Material provided —
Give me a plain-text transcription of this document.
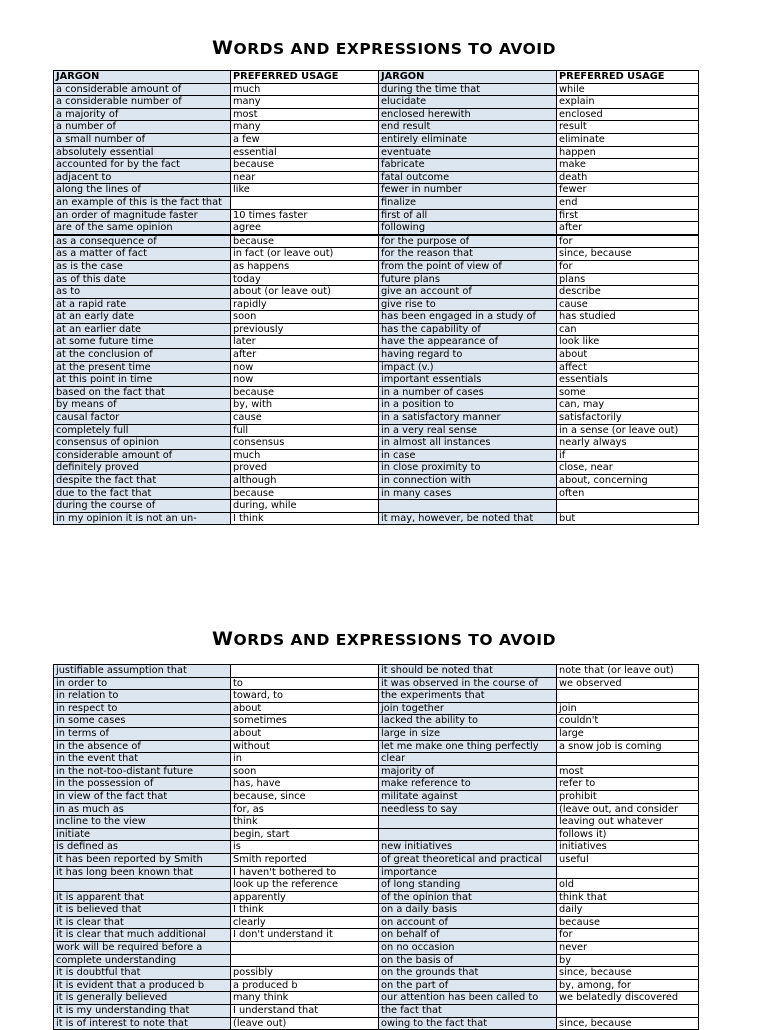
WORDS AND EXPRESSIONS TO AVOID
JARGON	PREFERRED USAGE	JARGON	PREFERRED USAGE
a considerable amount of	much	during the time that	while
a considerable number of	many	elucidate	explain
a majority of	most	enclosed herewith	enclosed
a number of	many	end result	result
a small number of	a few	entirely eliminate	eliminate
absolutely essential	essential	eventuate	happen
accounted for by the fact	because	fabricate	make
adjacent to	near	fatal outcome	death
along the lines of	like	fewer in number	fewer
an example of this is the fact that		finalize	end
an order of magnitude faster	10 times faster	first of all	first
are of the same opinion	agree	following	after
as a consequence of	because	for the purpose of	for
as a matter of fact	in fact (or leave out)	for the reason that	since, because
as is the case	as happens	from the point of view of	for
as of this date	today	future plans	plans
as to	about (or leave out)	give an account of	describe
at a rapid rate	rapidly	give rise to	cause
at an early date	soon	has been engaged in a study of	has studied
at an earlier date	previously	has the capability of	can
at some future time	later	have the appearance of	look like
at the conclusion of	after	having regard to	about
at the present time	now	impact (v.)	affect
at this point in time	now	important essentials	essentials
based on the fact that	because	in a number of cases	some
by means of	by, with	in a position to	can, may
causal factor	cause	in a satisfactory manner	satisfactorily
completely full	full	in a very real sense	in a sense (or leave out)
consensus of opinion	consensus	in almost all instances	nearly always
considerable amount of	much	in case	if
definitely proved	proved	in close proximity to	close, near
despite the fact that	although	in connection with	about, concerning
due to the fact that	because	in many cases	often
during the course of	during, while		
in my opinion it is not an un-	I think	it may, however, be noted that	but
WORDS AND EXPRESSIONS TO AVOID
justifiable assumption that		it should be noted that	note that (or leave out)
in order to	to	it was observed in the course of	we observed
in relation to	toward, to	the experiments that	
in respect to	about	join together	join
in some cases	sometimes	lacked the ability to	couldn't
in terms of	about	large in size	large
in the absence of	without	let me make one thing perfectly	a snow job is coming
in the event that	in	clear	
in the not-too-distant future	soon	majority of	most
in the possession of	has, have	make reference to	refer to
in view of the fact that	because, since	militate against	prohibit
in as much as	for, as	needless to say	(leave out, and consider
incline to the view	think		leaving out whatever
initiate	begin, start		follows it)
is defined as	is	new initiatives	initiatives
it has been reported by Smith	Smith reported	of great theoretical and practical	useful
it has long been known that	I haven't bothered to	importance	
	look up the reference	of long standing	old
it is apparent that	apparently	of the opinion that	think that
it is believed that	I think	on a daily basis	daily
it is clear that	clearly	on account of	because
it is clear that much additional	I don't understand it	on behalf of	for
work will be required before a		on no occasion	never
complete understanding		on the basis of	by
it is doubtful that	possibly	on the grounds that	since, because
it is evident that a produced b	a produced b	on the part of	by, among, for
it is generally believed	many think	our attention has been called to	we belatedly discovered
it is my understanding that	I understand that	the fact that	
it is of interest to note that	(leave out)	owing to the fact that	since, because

Short problem —
Which lines above contain "think"? Show each of them.

Solution below —
in my opinion it is not an un-	I think	it may, however, be noted that	but
incline to the view	think		leaving out whatever
it is apparent that	apparently	of the opinion that	think that
it is believed that	I think	on a daily basis	daily
it is generally believed	many think	our attention has been called to	we belatedly discovered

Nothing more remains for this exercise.